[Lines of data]
>> Begin

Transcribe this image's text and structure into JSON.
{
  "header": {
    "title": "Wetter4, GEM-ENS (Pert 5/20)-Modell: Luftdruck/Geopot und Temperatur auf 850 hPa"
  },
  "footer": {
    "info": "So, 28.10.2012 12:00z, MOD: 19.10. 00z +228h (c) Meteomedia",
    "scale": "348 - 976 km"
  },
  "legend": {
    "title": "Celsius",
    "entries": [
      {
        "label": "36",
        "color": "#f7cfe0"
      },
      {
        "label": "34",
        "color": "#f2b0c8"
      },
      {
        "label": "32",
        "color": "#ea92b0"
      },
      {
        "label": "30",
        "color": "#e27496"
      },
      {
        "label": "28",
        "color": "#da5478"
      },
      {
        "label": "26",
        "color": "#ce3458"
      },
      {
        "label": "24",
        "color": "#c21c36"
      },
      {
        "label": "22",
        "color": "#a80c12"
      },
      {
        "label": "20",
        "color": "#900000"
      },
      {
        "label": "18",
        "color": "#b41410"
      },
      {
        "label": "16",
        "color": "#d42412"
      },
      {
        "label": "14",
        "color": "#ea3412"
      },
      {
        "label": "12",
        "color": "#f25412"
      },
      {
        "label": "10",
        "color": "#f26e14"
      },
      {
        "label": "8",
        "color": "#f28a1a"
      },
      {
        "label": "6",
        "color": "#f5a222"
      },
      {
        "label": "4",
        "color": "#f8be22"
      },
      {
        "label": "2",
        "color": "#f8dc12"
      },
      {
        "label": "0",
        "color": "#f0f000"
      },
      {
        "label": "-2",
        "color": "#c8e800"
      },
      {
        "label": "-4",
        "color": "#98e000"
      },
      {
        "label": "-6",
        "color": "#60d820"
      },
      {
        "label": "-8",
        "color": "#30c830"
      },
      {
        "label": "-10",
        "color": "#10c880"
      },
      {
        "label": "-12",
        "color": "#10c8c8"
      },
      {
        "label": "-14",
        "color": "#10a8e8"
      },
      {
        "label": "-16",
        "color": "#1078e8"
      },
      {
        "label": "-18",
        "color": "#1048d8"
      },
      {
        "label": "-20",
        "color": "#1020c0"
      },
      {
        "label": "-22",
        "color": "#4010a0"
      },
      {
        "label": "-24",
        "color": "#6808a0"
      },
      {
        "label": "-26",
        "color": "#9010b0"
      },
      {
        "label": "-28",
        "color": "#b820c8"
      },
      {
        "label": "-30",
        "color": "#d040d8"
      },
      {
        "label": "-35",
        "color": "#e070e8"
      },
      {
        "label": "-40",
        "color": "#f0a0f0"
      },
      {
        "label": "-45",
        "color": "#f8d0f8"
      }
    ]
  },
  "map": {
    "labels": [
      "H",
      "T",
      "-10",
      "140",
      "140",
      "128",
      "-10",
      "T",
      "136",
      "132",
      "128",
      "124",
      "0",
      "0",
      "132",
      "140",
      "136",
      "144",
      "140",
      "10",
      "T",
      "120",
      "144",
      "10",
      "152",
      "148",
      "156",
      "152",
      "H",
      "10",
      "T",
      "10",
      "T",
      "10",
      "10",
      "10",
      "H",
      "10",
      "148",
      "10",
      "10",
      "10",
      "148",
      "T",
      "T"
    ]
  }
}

>> End

* Your goal:
Check each line in the listing above for the string "title", then report how many lines contain it, with no other text.

* Output below:
2